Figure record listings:
---*---

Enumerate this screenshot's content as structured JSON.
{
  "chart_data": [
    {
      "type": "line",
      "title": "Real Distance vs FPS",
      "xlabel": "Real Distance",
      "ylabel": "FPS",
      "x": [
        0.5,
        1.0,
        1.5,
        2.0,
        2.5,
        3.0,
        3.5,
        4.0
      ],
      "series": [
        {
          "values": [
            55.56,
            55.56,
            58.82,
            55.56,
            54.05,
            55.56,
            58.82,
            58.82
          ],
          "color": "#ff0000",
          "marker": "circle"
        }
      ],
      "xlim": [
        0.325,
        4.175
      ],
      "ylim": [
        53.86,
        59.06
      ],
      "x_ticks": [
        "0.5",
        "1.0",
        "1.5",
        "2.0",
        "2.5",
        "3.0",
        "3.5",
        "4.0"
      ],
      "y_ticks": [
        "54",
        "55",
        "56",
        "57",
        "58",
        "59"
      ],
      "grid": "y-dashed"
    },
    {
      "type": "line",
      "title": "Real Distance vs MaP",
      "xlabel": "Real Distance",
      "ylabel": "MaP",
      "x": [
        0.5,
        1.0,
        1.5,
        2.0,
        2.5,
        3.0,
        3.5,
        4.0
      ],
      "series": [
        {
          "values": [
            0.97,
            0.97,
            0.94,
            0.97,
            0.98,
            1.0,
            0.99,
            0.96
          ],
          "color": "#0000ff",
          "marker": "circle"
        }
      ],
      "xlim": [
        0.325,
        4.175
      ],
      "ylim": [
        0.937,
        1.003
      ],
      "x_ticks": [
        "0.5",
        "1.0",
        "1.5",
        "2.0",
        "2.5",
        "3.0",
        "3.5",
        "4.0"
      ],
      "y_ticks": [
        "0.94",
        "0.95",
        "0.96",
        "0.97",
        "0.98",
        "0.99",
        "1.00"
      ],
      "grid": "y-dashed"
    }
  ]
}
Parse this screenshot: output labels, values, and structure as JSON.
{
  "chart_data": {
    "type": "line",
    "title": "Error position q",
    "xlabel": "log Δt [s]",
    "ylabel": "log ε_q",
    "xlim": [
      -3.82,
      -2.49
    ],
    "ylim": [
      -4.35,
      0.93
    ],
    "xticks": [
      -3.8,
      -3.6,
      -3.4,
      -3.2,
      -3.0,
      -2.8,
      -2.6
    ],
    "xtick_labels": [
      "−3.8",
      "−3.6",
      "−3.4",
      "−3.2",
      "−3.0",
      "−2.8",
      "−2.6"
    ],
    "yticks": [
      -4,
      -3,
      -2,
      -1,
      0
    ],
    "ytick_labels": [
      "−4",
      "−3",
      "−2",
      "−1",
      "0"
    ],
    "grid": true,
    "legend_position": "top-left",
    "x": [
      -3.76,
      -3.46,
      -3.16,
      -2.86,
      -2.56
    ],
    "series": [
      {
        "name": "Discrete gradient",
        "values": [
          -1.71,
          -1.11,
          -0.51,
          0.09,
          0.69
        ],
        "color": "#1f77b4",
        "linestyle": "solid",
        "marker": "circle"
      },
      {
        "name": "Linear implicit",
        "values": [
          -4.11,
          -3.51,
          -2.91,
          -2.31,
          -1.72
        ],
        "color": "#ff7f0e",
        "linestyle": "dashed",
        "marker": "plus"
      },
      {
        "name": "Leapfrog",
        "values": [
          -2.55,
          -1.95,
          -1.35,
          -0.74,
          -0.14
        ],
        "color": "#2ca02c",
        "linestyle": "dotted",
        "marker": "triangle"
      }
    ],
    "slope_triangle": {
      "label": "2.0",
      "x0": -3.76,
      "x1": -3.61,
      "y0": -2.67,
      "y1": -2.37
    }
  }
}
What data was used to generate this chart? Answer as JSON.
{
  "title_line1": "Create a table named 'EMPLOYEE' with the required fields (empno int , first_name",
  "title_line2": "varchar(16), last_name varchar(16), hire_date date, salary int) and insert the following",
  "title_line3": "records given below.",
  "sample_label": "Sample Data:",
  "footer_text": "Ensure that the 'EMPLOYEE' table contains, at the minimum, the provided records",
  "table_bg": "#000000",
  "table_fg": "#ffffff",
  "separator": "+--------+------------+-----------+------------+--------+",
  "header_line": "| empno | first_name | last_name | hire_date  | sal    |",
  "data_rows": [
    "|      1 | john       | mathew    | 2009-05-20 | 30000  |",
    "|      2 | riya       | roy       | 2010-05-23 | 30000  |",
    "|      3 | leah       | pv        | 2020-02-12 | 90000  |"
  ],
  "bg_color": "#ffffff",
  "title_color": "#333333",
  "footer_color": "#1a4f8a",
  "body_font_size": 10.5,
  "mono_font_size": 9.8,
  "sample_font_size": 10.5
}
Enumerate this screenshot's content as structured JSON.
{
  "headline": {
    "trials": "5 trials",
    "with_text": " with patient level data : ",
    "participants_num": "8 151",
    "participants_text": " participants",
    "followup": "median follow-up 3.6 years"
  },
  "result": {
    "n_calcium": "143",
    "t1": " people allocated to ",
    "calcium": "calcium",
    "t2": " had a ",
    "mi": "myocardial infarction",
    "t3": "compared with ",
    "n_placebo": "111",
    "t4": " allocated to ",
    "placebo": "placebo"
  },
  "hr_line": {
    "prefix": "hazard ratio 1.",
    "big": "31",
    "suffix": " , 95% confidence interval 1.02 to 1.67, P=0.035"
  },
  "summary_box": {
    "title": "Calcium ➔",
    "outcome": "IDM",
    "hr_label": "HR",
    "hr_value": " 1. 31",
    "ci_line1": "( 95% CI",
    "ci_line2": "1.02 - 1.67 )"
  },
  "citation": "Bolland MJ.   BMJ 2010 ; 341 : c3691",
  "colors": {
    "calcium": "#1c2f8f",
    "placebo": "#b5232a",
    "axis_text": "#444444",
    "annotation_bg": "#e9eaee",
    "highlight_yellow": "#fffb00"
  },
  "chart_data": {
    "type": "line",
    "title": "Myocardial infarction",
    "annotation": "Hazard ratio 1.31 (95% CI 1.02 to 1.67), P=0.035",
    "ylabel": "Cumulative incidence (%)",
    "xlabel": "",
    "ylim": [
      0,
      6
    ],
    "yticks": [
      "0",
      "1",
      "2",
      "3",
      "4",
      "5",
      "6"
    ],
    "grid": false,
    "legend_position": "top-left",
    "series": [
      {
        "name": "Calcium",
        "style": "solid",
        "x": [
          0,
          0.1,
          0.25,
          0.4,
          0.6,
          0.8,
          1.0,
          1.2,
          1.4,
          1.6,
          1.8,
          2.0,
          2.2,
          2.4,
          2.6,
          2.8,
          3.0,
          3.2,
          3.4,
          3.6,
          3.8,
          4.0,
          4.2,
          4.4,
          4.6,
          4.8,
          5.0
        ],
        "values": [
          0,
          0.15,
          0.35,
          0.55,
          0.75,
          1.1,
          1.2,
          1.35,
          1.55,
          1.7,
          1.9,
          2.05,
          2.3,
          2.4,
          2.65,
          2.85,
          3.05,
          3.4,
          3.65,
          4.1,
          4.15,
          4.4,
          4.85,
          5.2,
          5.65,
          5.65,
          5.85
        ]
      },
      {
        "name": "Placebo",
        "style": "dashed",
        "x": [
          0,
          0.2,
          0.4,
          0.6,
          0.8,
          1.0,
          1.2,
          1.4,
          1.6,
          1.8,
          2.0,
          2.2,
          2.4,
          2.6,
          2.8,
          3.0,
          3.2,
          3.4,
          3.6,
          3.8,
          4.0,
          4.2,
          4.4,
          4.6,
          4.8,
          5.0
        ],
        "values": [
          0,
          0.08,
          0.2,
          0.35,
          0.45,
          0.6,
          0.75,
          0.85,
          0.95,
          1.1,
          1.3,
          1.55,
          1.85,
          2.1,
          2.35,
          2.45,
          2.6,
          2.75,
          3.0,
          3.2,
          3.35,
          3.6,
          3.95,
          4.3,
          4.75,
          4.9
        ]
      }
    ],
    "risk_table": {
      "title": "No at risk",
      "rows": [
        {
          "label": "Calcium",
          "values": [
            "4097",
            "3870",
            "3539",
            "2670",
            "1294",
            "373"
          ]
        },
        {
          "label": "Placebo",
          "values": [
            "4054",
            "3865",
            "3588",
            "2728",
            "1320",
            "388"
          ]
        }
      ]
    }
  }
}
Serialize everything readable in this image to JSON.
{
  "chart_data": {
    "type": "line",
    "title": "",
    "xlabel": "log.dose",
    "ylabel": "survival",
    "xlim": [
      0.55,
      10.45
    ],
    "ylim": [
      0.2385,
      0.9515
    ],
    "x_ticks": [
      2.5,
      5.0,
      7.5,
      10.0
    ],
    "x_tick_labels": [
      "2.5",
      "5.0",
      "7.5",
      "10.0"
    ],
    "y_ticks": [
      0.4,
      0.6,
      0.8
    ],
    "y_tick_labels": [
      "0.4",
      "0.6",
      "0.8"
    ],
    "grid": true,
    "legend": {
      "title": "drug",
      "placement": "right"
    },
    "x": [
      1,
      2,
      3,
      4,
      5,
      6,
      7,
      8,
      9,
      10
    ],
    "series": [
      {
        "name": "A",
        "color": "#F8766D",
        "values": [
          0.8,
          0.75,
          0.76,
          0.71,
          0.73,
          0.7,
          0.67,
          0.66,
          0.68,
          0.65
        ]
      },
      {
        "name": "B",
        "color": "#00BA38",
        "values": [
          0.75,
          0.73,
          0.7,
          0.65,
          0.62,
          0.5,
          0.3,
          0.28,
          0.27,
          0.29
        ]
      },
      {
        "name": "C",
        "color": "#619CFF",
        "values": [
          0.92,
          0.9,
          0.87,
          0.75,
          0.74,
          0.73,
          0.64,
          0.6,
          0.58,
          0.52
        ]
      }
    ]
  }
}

---*---

### EXERCISE TASK
Copy out every line in the entries above that holds "Real".

### IN RESPONSE
      "title": "Real Distance vs FPS",
      "xlabel": "Real Distance",
      "title": "Real Distance vs MaP",
      "xlabel": "Real Distance",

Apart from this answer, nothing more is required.